Data supplied ->
──────────
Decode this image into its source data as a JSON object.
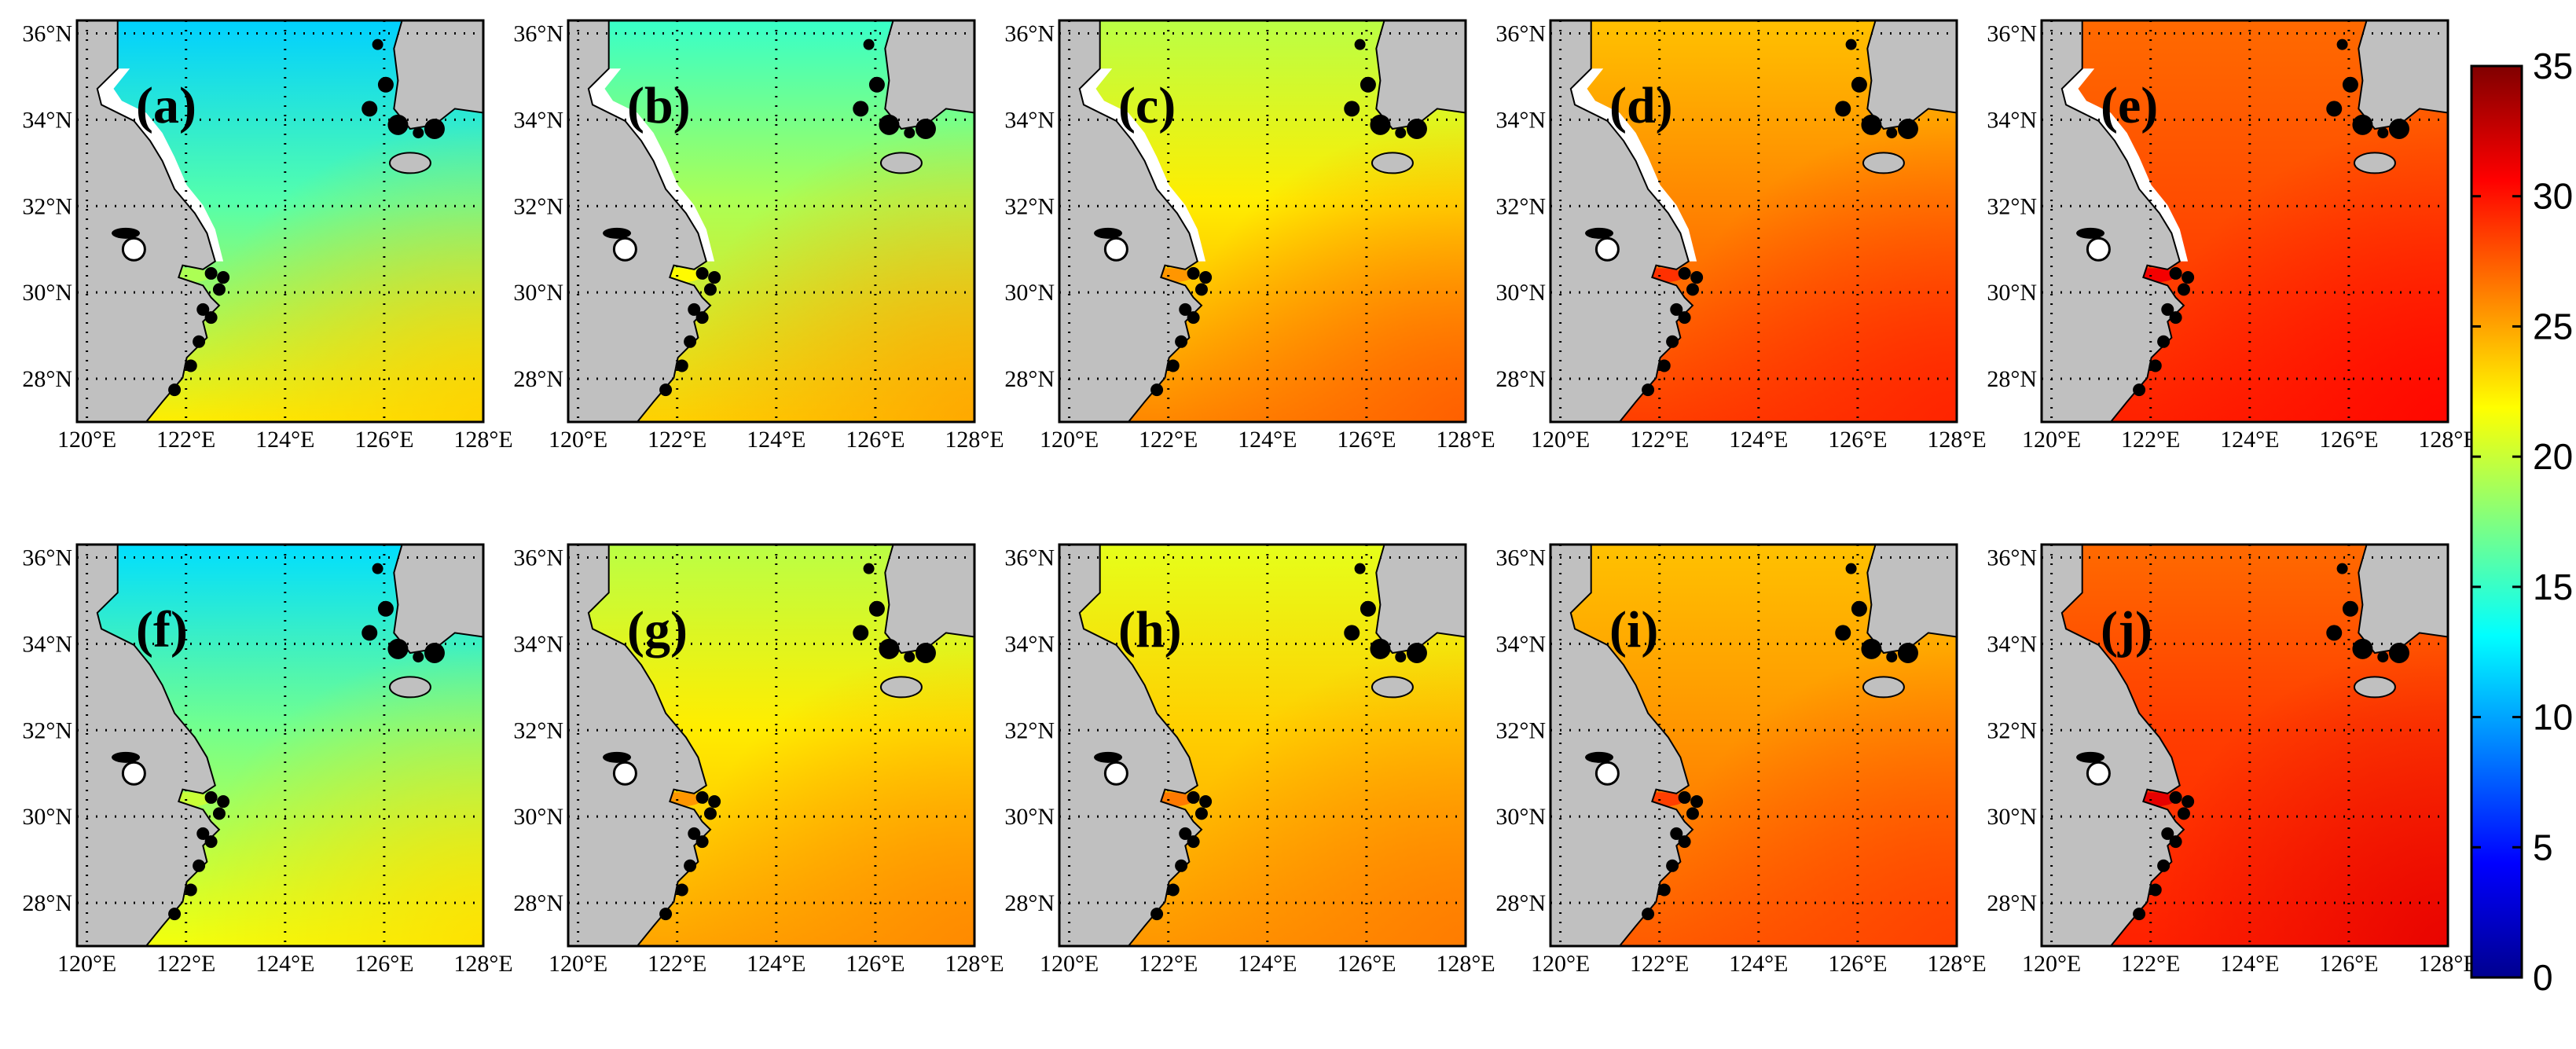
{
  "colors": {
    "land": "#c0c0c0",
    "coast": "#000000",
    "colormap": [
      "#00008f",
      "#0000ff",
      "#0080ff",
      "#00ffff",
      "#80ff80",
      "#ffff00",
      "#ff8000",
      "#ff0000",
      "#800000"
    ]
  },
  "map": {
    "lon_range": [
      119.8,
      128.0
    ],
    "lat_range": [
      27.0,
      36.3
    ],
    "x_ticks": [
      "120°E",
      "122°E",
      "124°E",
      "126°E",
      "128°E"
    ],
    "y_ticks": [
      "28°N",
      "30°N",
      "32°N",
      "34°N",
      "36°N"
    ],
    "grid": "dotted"
  },
  "panels": [
    {
      "label": "(a)",
      "north": 11.5,
      "mid": 16,
      "south": 22.5,
      "southeast": 23.5,
      "coastal_feature": "white mudflat strip"
    },
    {
      "label": "(b)",
      "north": 15,
      "mid": 19,
      "south": 23.5,
      "southeast": 25,
      "coastal_feature": "white mudflat strip"
    },
    {
      "label": "(c)",
      "north": 19.5,
      "mid": 22.5,
      "south": 26,
      "southeast": 27.5,
      "coastal_feature": "white mudflat strip"
    },
    {
      "label": "(d)",
      "north": 24,
      "mid": 26,
      "south": 28.5,
      "southeast": 29.5,
      "coastal_feature": "white mudflat strip"
    },
    {
      "label": "(e)",
      "north": 27,
      "mid": 28,
      "south": 29.5,
      "southeast": 30.5,
      "coastal_feature": "white mudflat strip"
    },
    {
      "label": "(f)",
      "north": 12,
      "mid": 17,
      "south": 21.5,
      "southeast": 23,
      "coastal_feature": "none"
    },
    {
      "label": "(g)",
      "north": 19.5,
      "mid": 22.5,
      "south": 25,
      "southeast": 26,
      "coastal_feature": "none"
    },
    {
      "label": "(h)",
      "north": 21,
      "mid": 23.5,
      "south": 25.5,
      "southeast": 26.5,
      "coastal_feature": "none"
    },
    {
      "label": "(i)",
      "north": 24,
      "mid": 25.5,
      "south": 27.5,
      "southeast": 28.5,
      "coastal_feature": "none"
    },
    {
      "label": "(j)",
      "north": 27,
      "mid": 28.5,
      "south": 29.5,
      "southeast": 31.5,
      "coastal_feature": "none"
    }
  ],
  "colorbar": {
    "min": 0,
    "max": 35,
    "ticks": [
      "0",
      "5",
      "10",
      "15",
      "20",
      "25",
      "30",
      "35"
    ]
  }
}
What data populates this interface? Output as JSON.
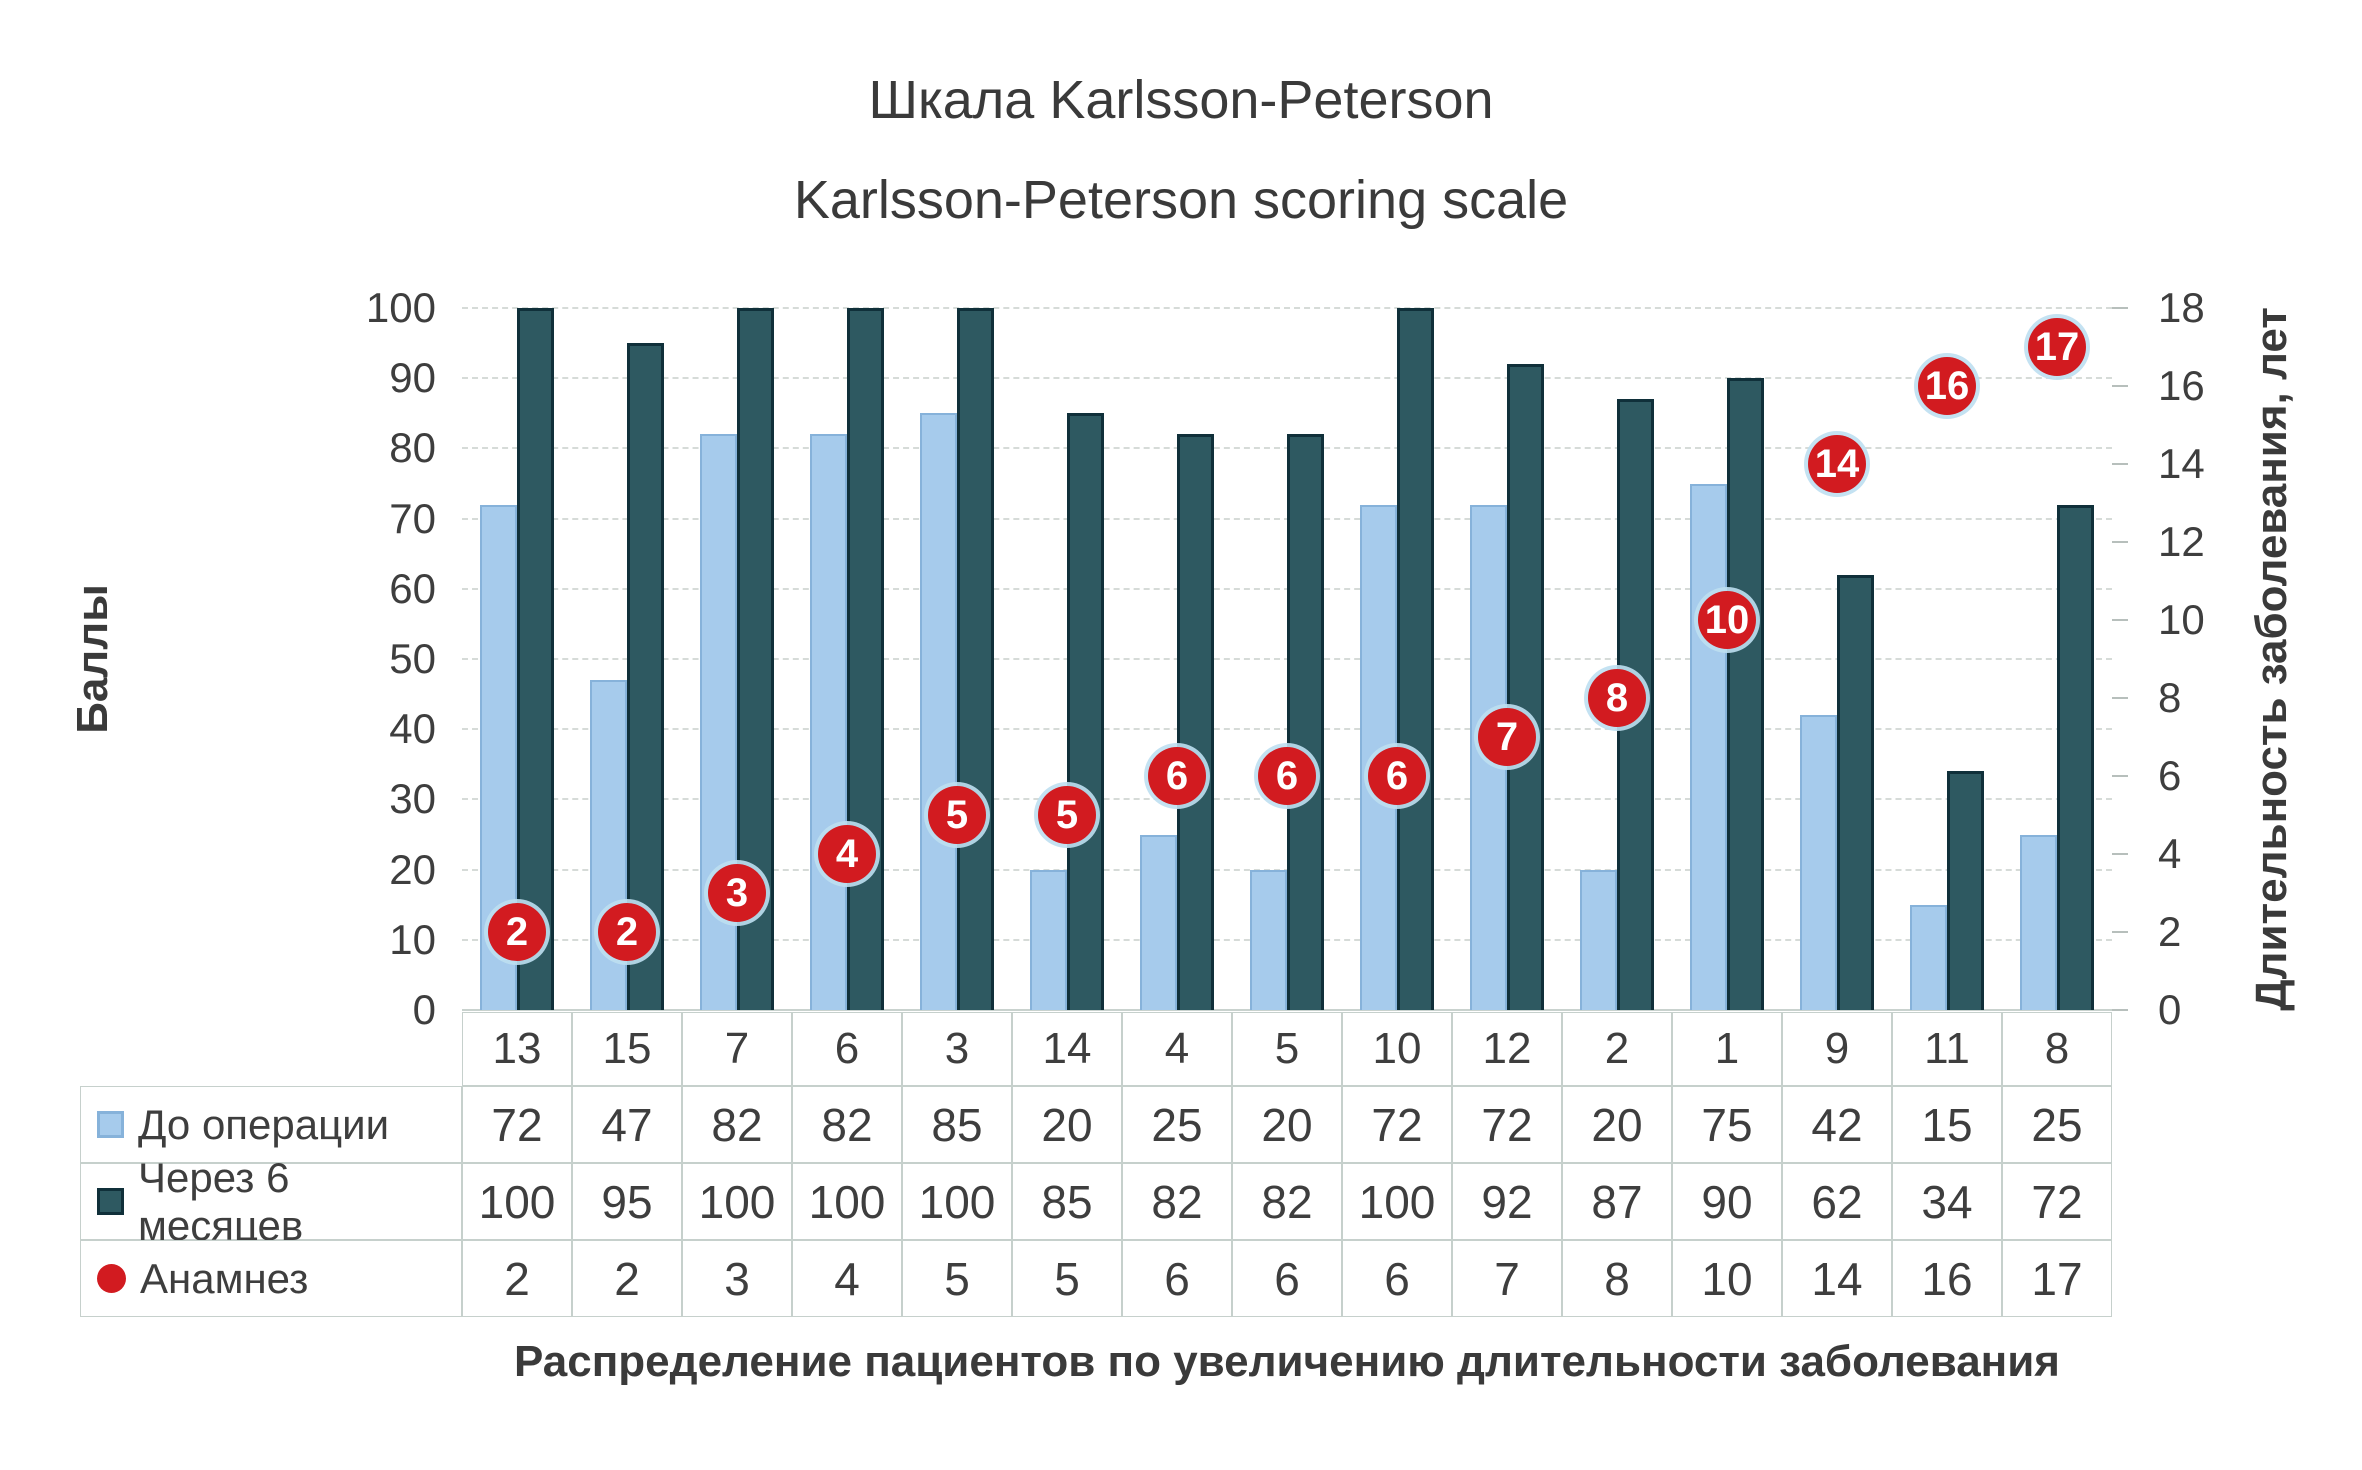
──────────
Except for the pictures, print the data above exactly.

Decode this image into its source data as a JSON object.
{
  "colors": {
    "land": "#c0c0c0",
    "coast": "#000000",
    "colormap": [
      "#00008f",
      "#0000ff",
      "#0080ff",
      "#00ffff",
      "#80ff80",
      "#ffff00",
      "#ff8000",
      "#ff0000",
      "#800000"
    ]
  },
  "map": {
    "lon_range": [
      119.8,
      128.0
    ],
    "lat_range": [
      27.0,
      36.3
    ],
    "x_ticks": [
      "120°E",
      "122°E",
      "124°E",
      "126°E",
      "128°E"
    ],
    "y_ticks": [
      "28°N",
      "30°N",
      "32°N",
      "34°N",
      "36°N"
    ],
    "grid": "dotted"
  },
  "panels": [
    {
      "label": "(a)",
      "north": 11.5,
      "mid": 16,
      "south": 22.5,
      "southeast": 23.5,
      "coastal_feature": "white mudflat strip"
    },
    {
      "label": "(b)",
      "north": 15,
      "mid": 19,
      "south": 23.5,
      "southeast": 25,
      "coastal_feature": "white mudflat strip"
    },
    {
      "label": "(c)",
      "north": 19.5,
      "mid": 22.5,
      "south": 26,
      "southeast": 27.5,
      "coastal_feature": "white mudflat strip"
    },
    {
      "label": "(d)",
      "north": 24,
      "mid": 26,
      "south": 28.5,
      "southeast": 29.5,
      "coastal_feature": "white mudflat strip"
    },
    {
      "label": "(e)",
      "north": 27,
      "mid": 28,
      "south": 29.5,
      "southeast": 30.5,
      "coastal_feature": "white mudflat strip"
    },
    {
      "label": "(f)",
      "north": 12,
      "mid": 17,
      "south": 21.5,
      "southeast": 23,
      "coastal_feature": "none"
    },
    {
      "label": "(g)",
      "north": 19.5,
      "mid": 22.5,
      "south": 25,
      "southeast": 26,
      "coastal_feature": "none"
    },
    {
      "label": "(h)",
      "north": 21,
      "mid": 23.5,
      "south": 25.5,
      "southeast": 26.5,
      "coastal_feature": "none"
    },
    {
      "label": "(i)",
      "north": 24,
      "mid": 25.5,
      "south": 27.5,
      "southeast": 28.5,
      "coastal_feature": "none"
    },
    {
      "label": "(j)",
      "north": 27,
      "mid": 28.5,
      "south": 29.5,
      "southeast": 31.5,
      "coastal_feature": "none"
    }
  ],
  "colorbar": {
    "min": 0,
    "max": 35,
    "ticks": [
      "0",
      "5",
      "10",
      "15",
      "20",
      "25",
      "30",
      "35"
    ]
  }
}
What data populates this interface? Output as JSON.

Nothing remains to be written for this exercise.